### TASK TO COMPLETE
Keep the images out and copy every entry below exactly.

#### SUPPLIED DATA ####

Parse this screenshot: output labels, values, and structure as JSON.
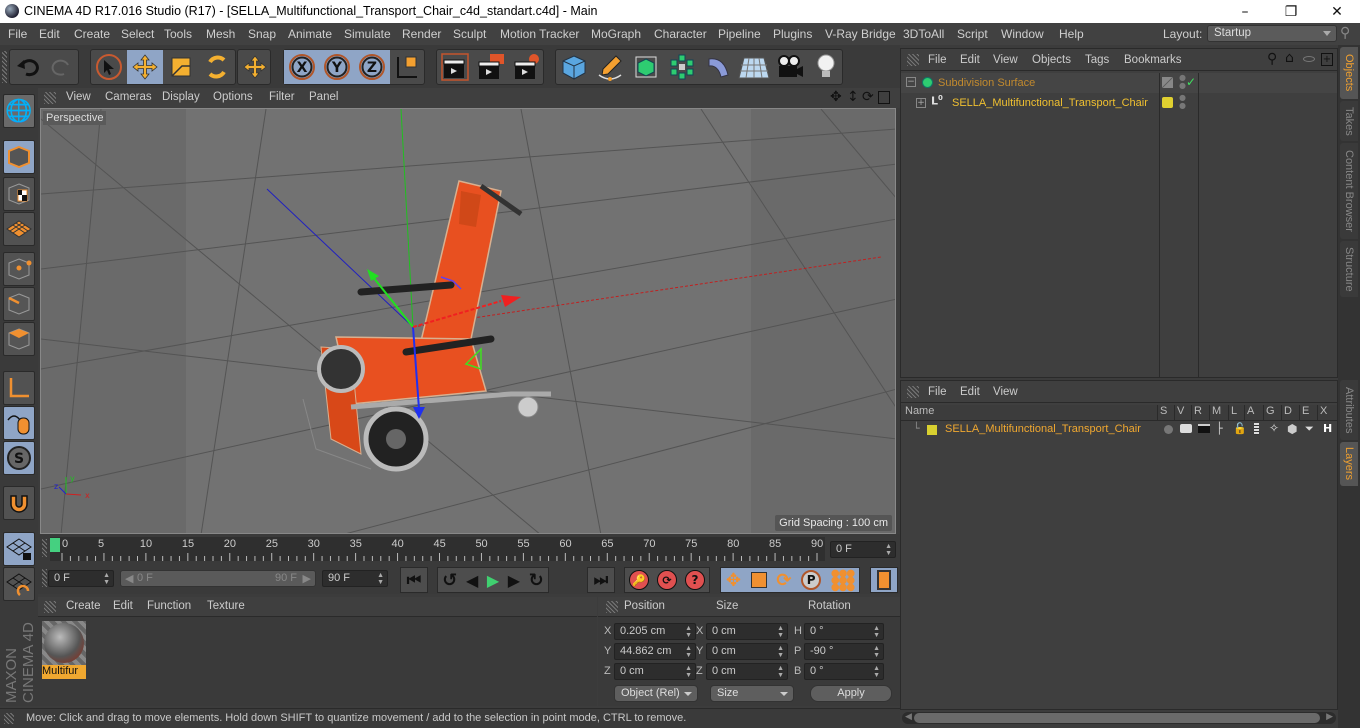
{
  "window": {
    "title": "CINEMA 4D R17.016 Studio (R17) - [SELLA_Multifunctional_Transport_Chair_c4d_standart.c4d] - Main",
    "controls": [
      "minimize",
      "maximize",
      "close"
    ]
  },
  "menubar": {
    "items": [
      "File",
      "Edit",
      "Create",
      "Select",
      "Tools",
      "Mesh",
      "Snap",
      "Animate",
      "Simulate",
      "Render",
      "Sculpt",
      "Motion Tracker",
      "MoGraph",
      "Character",
      "Pipeline",
      "Plugins",
      "V-Ray Bridge",
      "3DToAll",
      "Script",
      "Window",
      "Help"
    ],
    "layout_label": "Layout:",
    "layout_value": "Startup"
  },
  "toolbar": {
    "tools": [
      "undo",
      "redo",
      "live-selection",
      "move",
      "scale",
      "rotate",
      "last-tool",
      "x-axis",
      "y-axis",
      "z-axis",
      "coordinate-system",
      "render-view",
      "render-to-picture-viewer",
      "render-settings",
      "cube",
      "pen",
      "subdivision-surface",
      "cloner",
      "deformer",
      "floor",
      "camera",
      "light"
    ]
  },
  "left_tools": [
    "make-editable",
    "model-mode",
    "texture-mode",
    "workplane-mode",
    "points-mode",
    "edges-mode",
    "polygons-mode",
    "axis-mode",
    "tweak-mode",
    "solo-mode",
    "snapping",
    "workplane-lock",
    "workplane-align"
  ],
  "brand": "MAXON CINEMA 4D",
  "viewport": {
    "menu": [
      "View",
      "Cameras",
      "Display",
      "Options",
      "Filter",
      "Panel"
    ],
    "camera_label": "Perspective",
    "grid_spacing": "Grid Spacing : 100 cm"
  },
  "timeline": {
    "ticks": [
      "0",
      "5",
      "10",
      "15",
      "20",
      "25",
      "30",
      "35",
      "40",
      "45",
      "50",
      "55",
      "60",
      "65",
      "70",
      "75",
      "80",
      "85",
      "90"
    ],
    "current_frame_field": "0 F",
    "start_field": "0 F",
    "range_start": "0 F",
    "range_end": "90 F",
    "end_field": "90 F"
  },
  "material_manager": {
    "menu": [
      "Create",
      "Edit",
      "Function",
      "Texture"
    ],
    "materials": [
      {
        "name": "Multifur"
      }
    ]
  },
  "coordinates": {
    "headers": {
      "position": "Position",
      "size": "Size",
      "rotation": "Rotation"
    },
    "position": [
      {
        "axis": "X",
        "value": "0.205 cm"
      },
      {
        "axis": "Y",
        "value": "44.862 cm"
      },
      {
        "axis": "Z",
        "value": "0 cm"
      }
    ],
    "size": [
      {
        "axis": "X",
        "value": "0 cm"
      },
      {
        "axis": "Y",
        "value": "0 cm"
      },
      {
        "axis": "Z",
        "value": "0 cm"
      }
    ],
    "rotation": [
      {
        "axis": "H",
        "value": "0 °"
      },
      {
        "axis": "P",
        "value": "-90 °"
      },
      {
        "axis": "B",
        "value": "0 °"
      }
    ],
    "mode_select": "Object (Rel)",
    "size_select": "Size",
    "apply_label": "Apply"
  },
  "object_manager": {
    "menu": [
      "File",
      "Edit",
      "View",
      "Objects",
      "Tags",
      "Bookmarks"
    ],
    "objects": [
      {
        "name": "Subdivision Surface",
        "color": "#c28a2e"
      },
      {
        "name": "SELLA_Multifunctional_Transport_Chair",
        "color": "#f0c030"
      }
    ]
  },
  "layer_manager": {
    "menu": [
      "File",
      "Edit",
      "View"
    ],
    "columns": [
      "Name",
      "S",
      "V",
      "R",
      "M",
      "L",
      "A",
      "G",
      "D",
      "E",
      "X"
    ],
    "layers": [
      {
        "name": "SELLA_Multifunctional_Transport_Chair",
        "color": "#d8d030"
      }
    ]
  },
  "side_tabs_top": [
    {
      "label": "Objects",
      "active": true
    },
    {
      "label": "Takes",
      "active": false
    },
    {
      "label": "Content Browser",
      "active": false
    },
    {
      "label": "Structure",
      "active": false
    }
  ],
  "side_tabs_bottom": [
    {
      "label": "Attributes",
      "active": false
    },
    {
      "label": "Layers",
      "active": true
    }
  ],
  "status": "Move: Click and drag to move elements. Hold down SHIFT to quantize movement / add to the selection in point mode, CTRL to remove."
}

####

### ANSWER TO THE TASK
Parse this screenshot: output labels, values, and structure as JSON.
{
  "window": {
    "title": "CINEMA 4D R17.016 Studio (R17) - [SELLA_Multifunctional_Transport_Chair_c4d_standart.c4d] - Main",
    "controls": [
      "minimize",
      "maximize",
      "close"
    ]
  },
  "menubar": {
    "items": [
      "File",
      "Edit",
      "Create",
      "Select",
      "Tools",
      "Mesh",
      "Snap",
      "Animate",
      "Simulate",
      "Render",
      "Sculpt",
      "Motion Tracker",
      "MoGraph",
      "Character",
      "Pipeline",
      "Plugins",
      "V-Ray Bridge",
      "3DToAll",
      "Script",
      "Window",
      "Help"
    ],
    "layout_label": "Layout:",
    "layout_value": "Startup"
  },
  "toolbar": {
    "tools": [
      "undo",
      "redo",
      "live-selection",
      "move",
      "scale",
      "rotate",
      "last-tool",
      "x-axis",
      "y-axis",
      "z-axis",
      "coordinate-system",
      "render-view",
      "render-to-picture-viewer",
      "render-settings",
      "cube",
      "pen",
      "subdivision-surface",
      "cloner",
      "deformer",
      "floor",
      "camera",
      "light"
    ]
  },
  "left_tools": [
    "make-editable",
    "model-mode",
    "texture-mode",
    "workplane-mode",
    "points-mode",
    "edges-mode",
    "polygons-mode",
    "axis-mode",
    "tweak-mode",
    "solo-mode",
    "snapping",
    "workplane-lock",
    "workplane-align"
  ],
  "brand": "MAXON CINEMA 4D",
  "viewport": {
    "menu": [
      "View",
      "Cameras",
      "Display",
      "Options",
      "Filter",
      "Panel"
    ],
    "camera_label": "Perspective",
    "grid_spacing": "Grid Spacing : 100 cm"
  },
  "timeline": {
    "ticks": [
      "0",
      "5",
      "10",
      "15",
      "20",
      "25",
      "30",
      "35",
      "40",
      "45",
      "50",
      "55",
      "60",
      "65",
      "70",
      "75",
      "80",
      "85",
      "90"
    ],
    "current_frame_field": "0 F",
    "start_field": "0 F",
    "range_start": "0 F",
    "range_end": "90 F",
    "end_field": "90 F"
  },
  "material_manager": {
    "menu": [
      "Create",
      "Edit",
      "Function",
      "Texture"
    ],
    "materials": [
      {
        "name": "Multifur"
      }
    ]
  },
  "coordinates": {
    "headers": {
      "position": "Position",
      "size": "Size",
      "rotation": "Rotation"
    },
    "position": [
      {
        "axis": "X",
        "value": "0.205 cm"
      },
      {
        "axis": "Y",
        "value": "44.862 cm"
      },
      {
        "axis": "Z",
        "value": "0 cm"
      }
    ],
    "size": [
      {
        "axis": "X",
        "value": "0 cm"
      },
      {
        "axis": "Y",
        "value": "0 cm"
      },
      {
        "axis": "Z",
        "value": "0 cm"
      }
    ],
    "rotation": [
      {
        "axis": "H",
        "value": "0 °"
      },
      {
        "axis": "P",
        "value": "-90 °"
      },
      {
        "axis": "B",
        "value": "0 °"
      }
    ],
    "mode_select": "Object (Rel)",
    "size_select": "Size",
    "apply_label": "Apply"
  },
  "object_manager": {
    "menu": [
      "File",
      "Edit",
      "View",
      "Objects",
      "Tags",
      "Bookmarks"
    ],
    "objects": [
      {
        "name": "Subdivision Surface",
        "color": "#c28a2e"
      },
      {
        "name": "SELLA_Multifunctional_Transport_Chair",
        "color": "#f0c030"
      }
    ]
  },
  "layer_manager": {
    "menu": [
      "File",
      "Edit",
      "View"
    ],
    "columns": [
      "Name",
      "S",
      "V",
      "R",
      "M",
      "L",
      "A",
      "G",
      "D",
      "E",
      "X"
    ],
    "layers": [
      {
        "name": "SELLA_Multifunctional_Transport_Chair",
        "color": "#d8d030"
      }
    ]
  },
  "side_tabs_top": [
    {
      "label": "Objects",
      "active": true
    },
    {
      "label": "Takes",
      "active": false
    },
    {
      "label": "Content Browser",
      "active": false
    },
    {
      "label": "Structure",
      "active": false
    }
  ],
  "side_tabs_bottom": [
    {
      "label": "Attributes",
      "active": false
    },
    {
      "label": "Layers",
      "active": true
    }
  ],
  "status": "Move: Click and drag to move elements. Hold down SHIFT to quantize movement / add to the selection in point mode, CTRL to remove."
}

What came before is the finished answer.